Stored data
# # #

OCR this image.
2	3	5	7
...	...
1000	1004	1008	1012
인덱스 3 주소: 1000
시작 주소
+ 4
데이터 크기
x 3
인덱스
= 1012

# # #

▸ Exercise goal
Reproduce the complete data exactly as presented above.

▸ Solved exercise
OCR this image.
2	3	5	7
...	...
1000	1004	1008	1012
인덱스 3 주소: 1000
시작 주소
+ 4
데이터 크기
x 3
인덱스
= 1012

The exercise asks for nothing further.